> _Task goal_:
Below are some records. Copy every line in them that holds "this".

## start Excerpted data

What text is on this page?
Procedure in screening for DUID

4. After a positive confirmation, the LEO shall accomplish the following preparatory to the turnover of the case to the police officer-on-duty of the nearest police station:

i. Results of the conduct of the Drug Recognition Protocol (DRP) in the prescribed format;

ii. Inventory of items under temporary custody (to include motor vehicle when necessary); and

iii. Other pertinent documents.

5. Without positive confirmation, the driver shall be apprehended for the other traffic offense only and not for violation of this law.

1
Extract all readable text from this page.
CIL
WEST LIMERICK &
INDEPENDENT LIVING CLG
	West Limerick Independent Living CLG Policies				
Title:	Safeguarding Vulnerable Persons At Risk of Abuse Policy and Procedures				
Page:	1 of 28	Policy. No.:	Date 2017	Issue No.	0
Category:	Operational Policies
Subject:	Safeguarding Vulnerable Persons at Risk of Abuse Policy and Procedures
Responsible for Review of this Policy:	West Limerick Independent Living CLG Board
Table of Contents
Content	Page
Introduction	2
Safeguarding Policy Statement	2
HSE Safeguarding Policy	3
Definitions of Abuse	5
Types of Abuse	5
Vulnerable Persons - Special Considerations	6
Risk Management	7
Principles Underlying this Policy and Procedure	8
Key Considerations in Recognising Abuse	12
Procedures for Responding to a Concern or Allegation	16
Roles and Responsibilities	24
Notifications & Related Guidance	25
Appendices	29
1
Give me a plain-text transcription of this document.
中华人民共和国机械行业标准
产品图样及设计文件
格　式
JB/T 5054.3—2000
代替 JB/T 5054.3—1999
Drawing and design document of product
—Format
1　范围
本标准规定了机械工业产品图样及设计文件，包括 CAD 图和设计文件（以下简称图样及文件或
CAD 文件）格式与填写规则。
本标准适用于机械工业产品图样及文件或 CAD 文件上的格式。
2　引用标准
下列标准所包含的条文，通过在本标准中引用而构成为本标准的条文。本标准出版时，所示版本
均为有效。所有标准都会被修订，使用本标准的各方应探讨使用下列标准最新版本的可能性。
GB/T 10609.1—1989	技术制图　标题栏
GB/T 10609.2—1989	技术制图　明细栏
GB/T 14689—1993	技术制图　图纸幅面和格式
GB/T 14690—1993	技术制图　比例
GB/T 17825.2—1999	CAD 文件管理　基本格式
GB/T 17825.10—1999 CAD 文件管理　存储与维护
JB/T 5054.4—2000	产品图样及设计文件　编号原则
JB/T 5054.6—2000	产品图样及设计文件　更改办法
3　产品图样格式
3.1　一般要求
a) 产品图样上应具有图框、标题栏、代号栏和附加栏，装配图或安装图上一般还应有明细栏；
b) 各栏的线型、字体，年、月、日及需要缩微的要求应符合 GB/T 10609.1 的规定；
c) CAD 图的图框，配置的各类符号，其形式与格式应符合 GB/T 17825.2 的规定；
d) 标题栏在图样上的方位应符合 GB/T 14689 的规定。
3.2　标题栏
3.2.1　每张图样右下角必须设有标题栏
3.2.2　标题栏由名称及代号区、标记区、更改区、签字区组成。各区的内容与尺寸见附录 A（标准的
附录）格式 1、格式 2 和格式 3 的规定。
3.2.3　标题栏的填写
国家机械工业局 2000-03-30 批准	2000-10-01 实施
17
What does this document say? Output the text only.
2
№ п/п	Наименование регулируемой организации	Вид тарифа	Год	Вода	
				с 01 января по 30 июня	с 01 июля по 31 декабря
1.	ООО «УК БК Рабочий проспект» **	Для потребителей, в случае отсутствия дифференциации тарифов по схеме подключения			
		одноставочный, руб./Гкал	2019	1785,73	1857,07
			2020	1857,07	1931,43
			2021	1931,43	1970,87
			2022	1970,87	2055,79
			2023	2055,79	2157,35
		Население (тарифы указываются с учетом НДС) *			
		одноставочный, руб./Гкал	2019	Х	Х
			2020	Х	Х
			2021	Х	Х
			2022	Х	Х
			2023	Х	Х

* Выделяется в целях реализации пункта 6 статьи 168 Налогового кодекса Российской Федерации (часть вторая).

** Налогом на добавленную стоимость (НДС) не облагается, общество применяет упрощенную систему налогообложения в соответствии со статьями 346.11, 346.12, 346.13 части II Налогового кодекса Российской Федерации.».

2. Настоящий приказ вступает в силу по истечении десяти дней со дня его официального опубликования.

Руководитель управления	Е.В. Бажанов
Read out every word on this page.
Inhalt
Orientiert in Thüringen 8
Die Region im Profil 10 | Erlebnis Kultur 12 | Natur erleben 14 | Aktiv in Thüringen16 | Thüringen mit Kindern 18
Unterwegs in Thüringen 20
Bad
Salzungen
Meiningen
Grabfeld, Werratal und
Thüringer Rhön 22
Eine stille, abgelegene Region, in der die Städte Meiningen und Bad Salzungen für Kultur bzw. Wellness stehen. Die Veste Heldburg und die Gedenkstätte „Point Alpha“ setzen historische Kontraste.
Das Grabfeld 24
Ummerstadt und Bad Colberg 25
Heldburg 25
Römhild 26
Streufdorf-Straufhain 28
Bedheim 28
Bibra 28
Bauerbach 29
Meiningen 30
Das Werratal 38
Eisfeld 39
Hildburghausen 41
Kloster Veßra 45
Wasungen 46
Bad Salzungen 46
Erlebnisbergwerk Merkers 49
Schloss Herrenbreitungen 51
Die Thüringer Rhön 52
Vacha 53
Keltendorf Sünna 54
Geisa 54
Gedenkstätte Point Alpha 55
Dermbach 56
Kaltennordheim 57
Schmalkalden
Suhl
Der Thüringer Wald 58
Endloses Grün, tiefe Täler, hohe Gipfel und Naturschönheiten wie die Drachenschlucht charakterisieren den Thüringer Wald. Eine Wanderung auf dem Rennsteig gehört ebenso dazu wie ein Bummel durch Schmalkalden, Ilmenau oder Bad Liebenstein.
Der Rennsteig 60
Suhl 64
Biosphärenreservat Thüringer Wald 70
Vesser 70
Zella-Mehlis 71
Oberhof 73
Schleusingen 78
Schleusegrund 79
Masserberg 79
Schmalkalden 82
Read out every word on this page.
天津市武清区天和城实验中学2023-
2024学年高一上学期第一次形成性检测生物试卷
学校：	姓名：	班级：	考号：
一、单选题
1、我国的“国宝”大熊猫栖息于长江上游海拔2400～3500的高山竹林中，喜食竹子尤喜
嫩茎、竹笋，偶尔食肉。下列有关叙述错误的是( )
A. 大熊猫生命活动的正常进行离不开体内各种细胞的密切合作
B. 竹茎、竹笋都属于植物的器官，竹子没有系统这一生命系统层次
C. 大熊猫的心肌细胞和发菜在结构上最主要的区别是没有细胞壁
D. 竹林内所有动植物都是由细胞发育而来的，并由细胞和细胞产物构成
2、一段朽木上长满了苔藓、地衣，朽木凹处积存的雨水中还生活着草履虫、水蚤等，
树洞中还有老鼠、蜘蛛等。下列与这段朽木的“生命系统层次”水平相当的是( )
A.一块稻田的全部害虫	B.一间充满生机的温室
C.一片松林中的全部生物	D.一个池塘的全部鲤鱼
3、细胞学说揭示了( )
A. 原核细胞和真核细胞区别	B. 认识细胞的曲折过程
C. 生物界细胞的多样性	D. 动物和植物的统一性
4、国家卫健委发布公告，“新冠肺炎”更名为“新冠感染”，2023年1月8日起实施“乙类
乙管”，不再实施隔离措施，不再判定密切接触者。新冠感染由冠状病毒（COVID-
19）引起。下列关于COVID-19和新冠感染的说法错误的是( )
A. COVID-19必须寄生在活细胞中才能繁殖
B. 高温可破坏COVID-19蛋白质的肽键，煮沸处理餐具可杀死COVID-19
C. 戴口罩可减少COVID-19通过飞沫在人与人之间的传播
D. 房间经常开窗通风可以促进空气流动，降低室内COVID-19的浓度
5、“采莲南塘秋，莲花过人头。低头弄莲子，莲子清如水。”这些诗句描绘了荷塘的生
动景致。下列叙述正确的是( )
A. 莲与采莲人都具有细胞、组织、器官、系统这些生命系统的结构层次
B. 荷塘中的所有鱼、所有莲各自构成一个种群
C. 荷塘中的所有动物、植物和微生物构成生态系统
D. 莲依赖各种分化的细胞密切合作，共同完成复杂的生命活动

## end Excerpted data

> _Task response_:
What text is on this page?
5. Without positive confirmation, the driver shall be apprehended for the other traffic offense only and not for violation of this law.
Extract all readable text from this page.
Responsible for Review of this Policy:	West Limerick Independent Living CLG Board
Principles Underlying this Policy and Procedure	8
Give me a plain-text transcription of this document.
What does this document say? Output the text only.
Read out every word on this page.
Read out every word on this page.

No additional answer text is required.